• _AIM_
The data must be returned in full and exactly as given.

• _SUPPLIED RECORDS_

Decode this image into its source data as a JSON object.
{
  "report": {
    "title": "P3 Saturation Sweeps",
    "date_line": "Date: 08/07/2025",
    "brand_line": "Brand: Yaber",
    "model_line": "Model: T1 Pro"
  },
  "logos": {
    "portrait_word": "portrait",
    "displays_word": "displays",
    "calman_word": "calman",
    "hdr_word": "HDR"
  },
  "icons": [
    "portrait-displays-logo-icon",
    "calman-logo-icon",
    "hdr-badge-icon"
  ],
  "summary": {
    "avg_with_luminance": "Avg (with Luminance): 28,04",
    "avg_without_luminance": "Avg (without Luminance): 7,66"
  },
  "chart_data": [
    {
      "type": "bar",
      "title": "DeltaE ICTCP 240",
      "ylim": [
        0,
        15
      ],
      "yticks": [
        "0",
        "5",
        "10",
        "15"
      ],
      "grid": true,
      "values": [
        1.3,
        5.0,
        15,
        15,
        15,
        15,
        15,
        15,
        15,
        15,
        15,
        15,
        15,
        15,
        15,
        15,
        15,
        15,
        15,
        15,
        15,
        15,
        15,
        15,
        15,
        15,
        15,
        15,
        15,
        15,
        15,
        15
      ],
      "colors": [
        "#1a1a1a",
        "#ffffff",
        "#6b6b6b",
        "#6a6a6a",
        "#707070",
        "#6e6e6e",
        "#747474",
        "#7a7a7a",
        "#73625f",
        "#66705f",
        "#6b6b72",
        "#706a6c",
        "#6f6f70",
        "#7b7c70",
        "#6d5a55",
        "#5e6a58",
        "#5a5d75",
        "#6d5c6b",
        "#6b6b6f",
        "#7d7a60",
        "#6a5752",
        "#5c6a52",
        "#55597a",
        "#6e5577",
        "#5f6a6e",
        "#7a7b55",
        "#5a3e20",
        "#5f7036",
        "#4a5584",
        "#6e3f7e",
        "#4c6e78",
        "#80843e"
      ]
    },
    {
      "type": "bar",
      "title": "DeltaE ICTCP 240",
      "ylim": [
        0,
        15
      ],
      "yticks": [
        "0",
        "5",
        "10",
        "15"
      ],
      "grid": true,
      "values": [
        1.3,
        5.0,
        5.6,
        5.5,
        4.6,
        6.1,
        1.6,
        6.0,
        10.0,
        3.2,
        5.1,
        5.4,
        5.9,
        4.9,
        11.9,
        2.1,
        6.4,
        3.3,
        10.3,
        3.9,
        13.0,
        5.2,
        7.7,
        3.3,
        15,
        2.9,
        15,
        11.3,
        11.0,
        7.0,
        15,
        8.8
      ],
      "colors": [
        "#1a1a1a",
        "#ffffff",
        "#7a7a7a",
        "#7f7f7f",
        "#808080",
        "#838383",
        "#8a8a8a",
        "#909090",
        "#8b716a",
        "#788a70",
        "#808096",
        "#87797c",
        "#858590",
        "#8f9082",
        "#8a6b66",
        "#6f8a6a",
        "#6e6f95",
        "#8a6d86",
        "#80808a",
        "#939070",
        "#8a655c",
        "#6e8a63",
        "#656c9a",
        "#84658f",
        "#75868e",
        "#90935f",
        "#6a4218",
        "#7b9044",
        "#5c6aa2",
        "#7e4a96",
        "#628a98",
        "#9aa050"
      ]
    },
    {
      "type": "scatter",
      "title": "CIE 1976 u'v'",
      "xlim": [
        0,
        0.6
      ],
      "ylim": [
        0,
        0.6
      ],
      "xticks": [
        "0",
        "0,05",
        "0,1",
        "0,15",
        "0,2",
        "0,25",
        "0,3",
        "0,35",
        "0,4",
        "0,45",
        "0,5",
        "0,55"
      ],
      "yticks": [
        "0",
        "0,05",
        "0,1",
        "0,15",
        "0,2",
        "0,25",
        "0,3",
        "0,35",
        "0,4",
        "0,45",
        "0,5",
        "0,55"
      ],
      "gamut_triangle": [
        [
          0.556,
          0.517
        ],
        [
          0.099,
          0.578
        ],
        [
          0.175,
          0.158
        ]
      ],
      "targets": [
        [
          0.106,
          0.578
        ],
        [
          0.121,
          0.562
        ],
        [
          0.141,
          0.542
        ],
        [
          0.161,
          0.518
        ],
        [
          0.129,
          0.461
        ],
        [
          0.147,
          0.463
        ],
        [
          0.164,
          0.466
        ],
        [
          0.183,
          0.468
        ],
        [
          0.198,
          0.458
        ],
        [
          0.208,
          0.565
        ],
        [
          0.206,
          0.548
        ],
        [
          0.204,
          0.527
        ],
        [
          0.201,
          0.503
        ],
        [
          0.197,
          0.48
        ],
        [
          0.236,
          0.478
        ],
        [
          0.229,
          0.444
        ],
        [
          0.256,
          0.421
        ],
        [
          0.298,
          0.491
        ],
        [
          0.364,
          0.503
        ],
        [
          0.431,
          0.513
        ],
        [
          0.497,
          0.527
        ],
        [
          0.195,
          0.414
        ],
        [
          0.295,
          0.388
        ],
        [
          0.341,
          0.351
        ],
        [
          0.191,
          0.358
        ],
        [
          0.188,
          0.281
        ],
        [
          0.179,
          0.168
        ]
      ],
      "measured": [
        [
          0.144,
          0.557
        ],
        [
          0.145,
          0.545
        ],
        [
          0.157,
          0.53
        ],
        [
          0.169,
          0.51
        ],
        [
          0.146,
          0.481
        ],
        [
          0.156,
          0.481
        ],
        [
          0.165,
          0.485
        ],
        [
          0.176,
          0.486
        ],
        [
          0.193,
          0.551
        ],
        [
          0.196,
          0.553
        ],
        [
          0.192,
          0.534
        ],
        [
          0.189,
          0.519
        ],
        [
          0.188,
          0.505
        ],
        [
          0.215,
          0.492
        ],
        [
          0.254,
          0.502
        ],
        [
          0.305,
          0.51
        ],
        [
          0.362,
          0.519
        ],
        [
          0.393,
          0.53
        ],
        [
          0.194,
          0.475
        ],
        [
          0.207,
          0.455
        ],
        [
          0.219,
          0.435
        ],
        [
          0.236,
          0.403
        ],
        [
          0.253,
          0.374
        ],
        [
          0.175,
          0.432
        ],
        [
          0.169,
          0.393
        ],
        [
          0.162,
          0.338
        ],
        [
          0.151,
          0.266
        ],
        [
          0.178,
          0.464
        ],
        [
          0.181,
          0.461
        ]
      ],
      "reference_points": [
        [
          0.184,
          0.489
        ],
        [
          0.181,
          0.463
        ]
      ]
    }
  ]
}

• _SOLUTION_
Decode this image into its source data as a JSON object.
{
  "report": {
    "title": "P3 Saturation Sweeps",
    "date_line": "Date: 08/07/2025",
    "brand_line": "Brand: Yaber",
    "model_line": "Model: T1 Pro"
  },
  "logos": {
    "portrait_word": "portrait",
    "displays_word": "displays",
    "calman_word": "calman",
    "hdr_word": "HDR"
  },
  "icons": [
    "portrait-displays-logo-icon",
    "calman-logo-icon",
    "hdr-badge-icon"
  ],
  "summary": {
    "avg_with_luminance": "Avg (with Luminance): 28,04",
    "avg_without_luminance": "Avg (without Luminance): 7,66"
  },
  "chart_data": [
    {
      "type": "bar",
      "title": "DeltaE ICTCP 240",
      "ylim": [
        0,
        15
      ],
      "yticks": [
        "0",
        "5",
        "10",
        "15"
      ],
      "grid": true,
      "values": [
        1.3,
        5.0,
        15,
        15,
        15,
        15,
        15,
        15,
        15,
        15,
        15,
        15,
        15,
        15,
        15,
        15,
        15,
        15,
        15,
        15,
        15,
        15,
        15,
        15,
        15,
        15,
        15,
        15,
        15,
        15,
        15,
        15
      ],
      "colors": [
        "#1a1a1a",
        "#ffffff",
        "#6b6b6b",
        "#6a6a6a",
        "#707070",
        "#6e6e6e",
        "#747474",
        "#7a7a7a",
        "#73625f",
        "#66705f",
        "#6b6b72",
        "#706a6c",
        "#6f6f70",
        "#7b7c70",
        "#6d5a55",
        "#5e6a58",
        "#5a5d75",
        "#6d5c6b",
        "#6b6b6f",
        "#7d7a60",
        "#6a5752",
        "#5c6a52",
        "#55597a",
        "#6e5577",
        "#5f6a6e",
        "#7a7b55",
        "#5a3e20",
        "#5f7036",
        "#4a5584",
        "#6e3f7e",
        "#4c6e78",
        "#80843e"
      ]
    },
    {
      "type": "bar",
      "title": "DeltaE ICTCP 240",
      "ylim": [
        0,
        15
      ],
      "yticks": [
        "0",
        "5",
        "10",
        "15"
      ],
      "grid": true,
      "values": [
        1.3,
        5.0,
        5.6,
        5.5,
        4.6,
        6.1,
        1.6,
        6.0,
        10.0,
        3.2,
        5.1,
        5.4,
        5.9,
        4.9,
        11.9,
        2.1,
        6.4,
        3.3,
        10.3,
        3.9,
        13.0,
        5.2,
        7.7,
        3.3,
        15,
        2.9,
        15,
        11.3,
        11.0,
        7.0,
        15,
        8.8
      ],
      "colors": [
        "#1a1a1a",
        "#ffffff",
        "#7a7a7a",
        "#7f7f7f",
        "#808080",
        "#838383",
        "#8a8a8a",
        "#909090",
        "#8b716a",
        "#788a70",
        "#808096",
        "#87797c",
        "#858590",
        "#8f9082",
        "#8a6b66",
        "#6f8a6a",
        "#6e6f95",
        "#8a6d86",
        "#80808a",
        "#939070",
        "#8a655c",
        "#6e8a63",
        "#656c9a",
        "#84658f",
        "#75868e",
        "#90935f",
        "#6a4218",
        "#7b9044",
        "#5c6aa2",
        "#7e4a96",
        "#628a98",
        "#9aa050"
      ]
    },
    {
      "type": "scatter",
      "title": "CIE 1976 u'v'",
      "xlim": [
        0,
        0.6
      ],
      "ylim": [
        0,
        0.6
      ],
      "xticks": [
        "0",
        "0,05",
        "0,1",
        "0,15",
        "0,2",
        "0,25",
        "0,3",
        "0,35",
        "0,4",
        "0,45",
        "0,5",
        "0,55"
      ],
      "yticks": [
        "0",
        "0,05",
        "0,1",
        "0,15",
        "0,2",
        "0,25",
        "0,3",
        "0,35",
        "0,4",
        "0,45",
        "0,5",
        "0,55"
      ],
      "gamut_triangle": [
        [
          0.556,
          0.517
        ],
        [
          0.099,
          0.578
        ],
        [
          0.175,
          0.158
        ]
      ],
      "targets": [
        [
          0.106,
          0.578
        ],
        [
          0.121,
          0.562
        ],
        [
          0.141,
          0.542
        ],
        [
          0.161,
          0.518
        ],
        [
          0.129,
          0.461
        ],
        [
          0.147,
          0.463
        ],
        [
          0.164,
          0.466
        ],
        [
          0.183,
          0.468
        ],
        [
          0.198,
          0.458
        ],
        [
          0.208,
          0.565
        ],
        [
          0.206,
          0.548
        ],
        [
          0.204,
          0.527
        ],
        [
          0.201,
          0.503
        ],
        [
          0.197,
          0.48
        ],
        [
          0.236,
          0.478
        ],
        [
          0.229,
          0.444
        ],
        [
          0.256,
          0.421
        ],
        [
          0.298,
          0.491
        ],
        [
          0.364,
          0.503
        ],
        [
          0.431,
          0.513
        ],
        [
          0.497,
          0.527
        ],
        [
          0.195,
          0.414
        ],
        [
          0.295,
          0.388
        ],
        [
          0.341,
          0.351
        ],
        [
          0.191,
          0.358
        ],
        [
          0.188,
          0.281
        ],
        [
          0.179,
          0.168
        ]
      ],
      "measured": [
        [
          0.144,
          0.557
        ],
        [
          0.145,
          0.545
        ],
        [
          0.157,
          0.53
        ],
        [
          0.169,
          0.51
        ],
        [
          0.146,
          0.481
        ],
        [
          0.156,
          0.481
        ],
        [
          0.165,
          0.485
        ],
        [
          0.176,
          0.486
        ],
        [
          0.193,
          0.551
        ],
        [
          0.196,
          0.553
        ],
        [
          0.192,
          0.534
        ],
        [
          0.189,
          0.519
        ],
        [
          0.188,
          0.505
        ],
        [
          0.215,
          0.492
        ],
        [
          0.254,
          0.502
        ],
        [
          0.305,
          0.51
        ],
        [
          0.362,
          0.519
        ],
        [
          0.393,
          0.53
        ],
        [
          0.194,
          0.475
        ],
        [
          0.207,
          0.455
        ],
        [
          0.219,
          0.435
        ],
        [
          0.236,
          0.403
        ],
        [
          0.253,
          0.374
        ],
        [
          0.175,
          0.432
        ],
        [
          0.169,
          0.393
        ],
        [
          0.162,
          0.338
        ],
        [
          0.151,
          0.266
        ],
        [
          0.178,
          0.464
        ],
        [
          0.181,
          0.461
        ]
      ],
      "reference_points": [
        [
          0.184,
          0.489
        ],
        [
          0.181,
          0.463
        ]
      ]
    }
  ]
}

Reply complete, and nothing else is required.